(Task to carry out)
The listing below should be copied in full, word for word.
BEGIN Information provided
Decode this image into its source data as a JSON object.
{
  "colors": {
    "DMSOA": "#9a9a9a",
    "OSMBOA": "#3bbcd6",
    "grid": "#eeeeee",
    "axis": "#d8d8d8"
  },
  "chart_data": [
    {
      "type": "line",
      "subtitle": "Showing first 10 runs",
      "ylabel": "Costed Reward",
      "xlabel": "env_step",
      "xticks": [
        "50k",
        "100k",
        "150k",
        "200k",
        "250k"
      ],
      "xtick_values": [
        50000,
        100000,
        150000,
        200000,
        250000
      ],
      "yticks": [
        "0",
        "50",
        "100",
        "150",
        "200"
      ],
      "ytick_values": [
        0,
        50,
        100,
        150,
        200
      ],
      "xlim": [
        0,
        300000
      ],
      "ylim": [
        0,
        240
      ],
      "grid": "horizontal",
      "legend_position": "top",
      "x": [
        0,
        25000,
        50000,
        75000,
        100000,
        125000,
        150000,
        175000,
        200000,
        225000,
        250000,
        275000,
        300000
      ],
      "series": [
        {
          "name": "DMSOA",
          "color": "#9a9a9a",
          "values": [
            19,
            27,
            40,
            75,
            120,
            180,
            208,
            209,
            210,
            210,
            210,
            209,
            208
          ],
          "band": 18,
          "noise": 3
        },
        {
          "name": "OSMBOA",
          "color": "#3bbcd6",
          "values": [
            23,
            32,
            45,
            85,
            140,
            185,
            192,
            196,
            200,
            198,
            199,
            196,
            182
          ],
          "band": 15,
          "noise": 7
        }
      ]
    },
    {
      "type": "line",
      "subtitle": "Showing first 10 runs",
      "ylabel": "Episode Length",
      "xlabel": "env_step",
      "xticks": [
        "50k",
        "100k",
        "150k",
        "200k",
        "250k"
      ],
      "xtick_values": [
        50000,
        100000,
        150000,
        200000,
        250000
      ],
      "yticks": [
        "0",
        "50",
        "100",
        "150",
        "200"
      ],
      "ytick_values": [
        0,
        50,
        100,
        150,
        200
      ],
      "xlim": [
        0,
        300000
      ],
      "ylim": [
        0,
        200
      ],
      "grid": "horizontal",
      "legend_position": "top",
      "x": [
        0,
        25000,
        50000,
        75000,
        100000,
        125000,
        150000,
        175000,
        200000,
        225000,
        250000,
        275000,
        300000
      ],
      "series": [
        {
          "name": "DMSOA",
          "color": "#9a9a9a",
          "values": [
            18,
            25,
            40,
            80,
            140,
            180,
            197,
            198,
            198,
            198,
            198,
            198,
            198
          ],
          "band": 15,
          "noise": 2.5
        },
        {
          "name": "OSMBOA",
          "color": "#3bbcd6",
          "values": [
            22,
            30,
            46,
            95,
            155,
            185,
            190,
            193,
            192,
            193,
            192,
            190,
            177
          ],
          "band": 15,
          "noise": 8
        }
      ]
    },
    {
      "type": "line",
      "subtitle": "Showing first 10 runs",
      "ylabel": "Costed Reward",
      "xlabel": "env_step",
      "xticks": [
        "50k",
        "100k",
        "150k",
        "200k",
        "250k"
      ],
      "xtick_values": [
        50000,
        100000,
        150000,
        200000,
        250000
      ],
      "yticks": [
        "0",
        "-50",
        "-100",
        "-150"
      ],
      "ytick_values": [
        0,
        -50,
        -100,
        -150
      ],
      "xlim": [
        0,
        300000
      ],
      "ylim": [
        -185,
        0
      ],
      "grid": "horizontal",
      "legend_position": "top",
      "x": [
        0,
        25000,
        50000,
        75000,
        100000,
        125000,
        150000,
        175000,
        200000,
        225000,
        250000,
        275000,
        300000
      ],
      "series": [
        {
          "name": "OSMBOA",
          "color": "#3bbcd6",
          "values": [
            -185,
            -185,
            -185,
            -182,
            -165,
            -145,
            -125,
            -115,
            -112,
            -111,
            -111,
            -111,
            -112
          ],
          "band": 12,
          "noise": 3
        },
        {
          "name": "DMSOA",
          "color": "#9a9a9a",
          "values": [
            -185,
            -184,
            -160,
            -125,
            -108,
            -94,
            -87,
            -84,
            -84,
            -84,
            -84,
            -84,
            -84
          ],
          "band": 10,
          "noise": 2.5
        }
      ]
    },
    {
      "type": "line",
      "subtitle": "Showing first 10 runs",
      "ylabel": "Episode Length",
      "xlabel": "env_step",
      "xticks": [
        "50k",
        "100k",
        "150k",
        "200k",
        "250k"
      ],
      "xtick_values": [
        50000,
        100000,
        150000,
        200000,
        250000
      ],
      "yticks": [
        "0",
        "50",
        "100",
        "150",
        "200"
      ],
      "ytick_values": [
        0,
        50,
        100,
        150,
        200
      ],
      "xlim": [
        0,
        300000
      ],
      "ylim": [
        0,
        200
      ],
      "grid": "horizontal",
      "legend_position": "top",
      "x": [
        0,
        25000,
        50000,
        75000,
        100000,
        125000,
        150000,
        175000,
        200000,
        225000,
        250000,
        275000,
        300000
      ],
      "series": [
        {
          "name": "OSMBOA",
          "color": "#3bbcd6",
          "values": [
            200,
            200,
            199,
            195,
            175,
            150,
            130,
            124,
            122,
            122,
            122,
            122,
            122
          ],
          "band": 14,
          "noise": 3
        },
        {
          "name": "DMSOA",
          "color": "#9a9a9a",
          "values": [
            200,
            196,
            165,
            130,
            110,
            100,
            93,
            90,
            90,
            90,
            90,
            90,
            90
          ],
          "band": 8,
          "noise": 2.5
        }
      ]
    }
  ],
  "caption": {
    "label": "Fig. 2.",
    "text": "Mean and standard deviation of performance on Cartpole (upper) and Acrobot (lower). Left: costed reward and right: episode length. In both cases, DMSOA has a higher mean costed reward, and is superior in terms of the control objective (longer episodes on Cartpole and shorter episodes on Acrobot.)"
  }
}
END Information provided
(Expected answer)
Decode this image into its source data as a JSON object.
{
  "colors": {
    "DMSOA": "#9a9a9a",
    "OSMBOA": "#3bbcd6",
    "grid": "#eeeeee",
    "axis": "#d8d8d8"
  },
  "chart_data": [
    {
      "type": "line",
      "subtitle": "Showing first 10 runs",
      "ylabel": "Costed Reward",
      "xlabel": "env_step",
      "xticks": [
        "50k",
        "100k",
        "150k",
        "200k",
        "250k"
      ],
      "xtick_values": [
        50000,
        100000,
        150000,
        200000,
        250000
      ],
      "yticks": [
        "0",
        "50",
        "100",
        "150",
        "200"
      ],
      "ytick_values": [
        0,
        50,
        100,
        150,
        200
      ],
      "xlim": [
        0,
        300000
      ],
      "ylim": [
        0,
        240
      ],
      "grid": "horizontal",
      "legend_position": "top",
      "x": [
        0,
        25000,
        50000,
        75000,
        100000,
        125000,
        150000,
        175000,
        200000,
        225000,
        250000,
        275000,
        300000
      ],
      "series": [
        {
          "name": "DMSOA",
          "color": "#9a9a9a",
          "values": [
            19,
            27,
            40,
            75,
            120,
            180,
            208,
            209,
            210,
            210,
            210,
            209,
            208
          ],
          "band": 18,
          "noise": 3
        },
        {
          "name": "OSMBOA",
          "color": "#3bbcd6",
          "values": [
            23,
            32,
            45,
            85,
            140,
            185,
            192,
            196,
            200,
            198,
            199,
            196,
            182
          ],
          "band": 15,
          "noise": 7
        }
      ]
    },
    {
      "type": "line",
      "subtitle": "Showing first 10 runs",
      "ylabel": "Episode Length",
      "xlabel": "env_step",
      "xticks": [
        "50k",
        "100k",
        "150k",
        "200k",
        "250k"
      ],
      "xtick_values": [
        50000,
        100000,
        150000,
        200000,
        250000
      ],
      "yticks": [
        "0",
        "50",
        "100",
        "150",
        "200"
      ],
      "ytick_values": [
        0,
        50,
        100,
        150,
        200
      ],
      "xlim": [
        0,
        300000
      ],
      "ylim": [
        0,
        200
      ],
      "grid": "horizontal",
      "legend_position": "top",
      "x": [
        0,
        25000,
        50000,
        75000,
        100000,
        125000,
        150000,
        175000,
        200000,
        225000,
        250000,
        275000,
        300000
      ],
      "series": [
        {
          "name": "DMSOA",
          "color": "#9a9a9a",
          "values": [
            18,
            25,
            40,
            80,
            140,
            180,
            197,
            198,
            198,
            198,
            198,
            198,
            198
          ],
          "band": 15,
          "noise": 2.5
        },
        {
          "name": "OSMBOA",
          "color": "#3bbcd6",
          "values": [
            22,
            30,
            46,
            95,
            155,
            185,
            190,
            193,
            192,
            193,
            192,
            190,
            177
          ],
          "band": 15,
          "noise": 8
        }
      ]
    },
    {
      "type": "line",
      "subtitle": "Showing first 10 runs",
      "ylabel": "Costed Reward",
      "xlabel": "env_step",
      "xticks": [
        "50k",
        "100k",
        "150k",
        "200k",
        "250k"
      ],
      "xtick_values": [
        50000,
        100000,
        150000,
        200000,
        250000
      ],
      "yticks": [
        "0",
        "-50",
        "-100",
        "-150"
      ],
      "ytick_values": [
        0,
        -50,
        -100,
        -150
      ],
      "xlim": [
        0,
        300000
      ],
      "ylim": [
        -185,
        0
      ],
      "grid": "horizontal",
      "legend_position": "top",
      "x": [
        0,
        25000,
        50000,
        75000,
        100000,
        125000,
        150000,
        175000,
        200000,
        225000,
        250000,
        275000,
        300000
      ],
      "series": [
        {
          "name": "OSMBOA",
          "color": "#3bbcd6",
          "values": [
            -185,
            -185,
            -185,
            -182,
            -165,
            -145,
            -125,
            -115,
            -112,
            -111,
            -111,
            -111,
            -112
          ],
          "band": 12,
          "noise": 3
        },
        {
          "name": "DMSOA",
          "color": "#9a9a9a",
          "values": [
            -185,
            -184,
            -160,
            -125,
            -108,
            -94,
            -87,
            -84,
            -84,
            -84,
            -84,
            -84,
            -84
          ],
          "band": 10,
          "noise": 2.5
        }
      ]
    },
    {
      "type": "line",
      "subtitle": "Showing first 10 runs",
      "ylabel": "Episode Length",
      "xlabel": "env_step",
      "xticks": [
        "50k",
        "100k",
        "150k",
        "200k",
        "250k"
      ],
      "xtick_values": [
        50000,
        100000,
        150000,
        200000,
        250000
      ],
      "yticks": [
        "0",
        "50",
        "100",
        "150",
        "200"
      ],
      "ytick_values": [
        0,
        50,
        100,
        150,
        200
      ],
      "xlim": [
        0,
        300000
      ],
      "ylim": [
        0,
        200
      ],
      "grid": "horizontal",
      "legend_position": "top",
      "x": [
        0,
        25000,
        50000,
        75000,
        100000,
        125000,
        150000,
        175000,
        200000,
        225000,
        250000,
        275000,
        300000
      ],
      "series": [
        {
          "name": "OSMBOA",
          "color": "#3bbcd6",
          "values": [
            200,
            200,
            199,
            195,
            175,
            150,
            130,
            124,
            122,
            122,
            122,
            122,
            122
          ],
          "band": 14,
          "noise": 3
        },
        {
          "name": "DMSOA",
          "color": "#9a9a9a",
          "values": [
            200,
            196,
            165,
            130,
            110,
            100,
            93,
            90,
            90,
            90,
            90,
            90,
            90
          ],
          "band": 8,
          "noise": 2.5
        }
      ]
    }
  ],
  "caption": {
    "label": "Fig. 2.",
    "text": "Mean and standard deviation of performance on Cartpole (upper) and Acrobot (lower). Left: costed reward and right: episode length. In both cases, DMSOA has a higher mean costed reward, and is superior in terms of the control objective (longer episodes on Cartpole and shorter episodes on Acrobot.)"
  }
}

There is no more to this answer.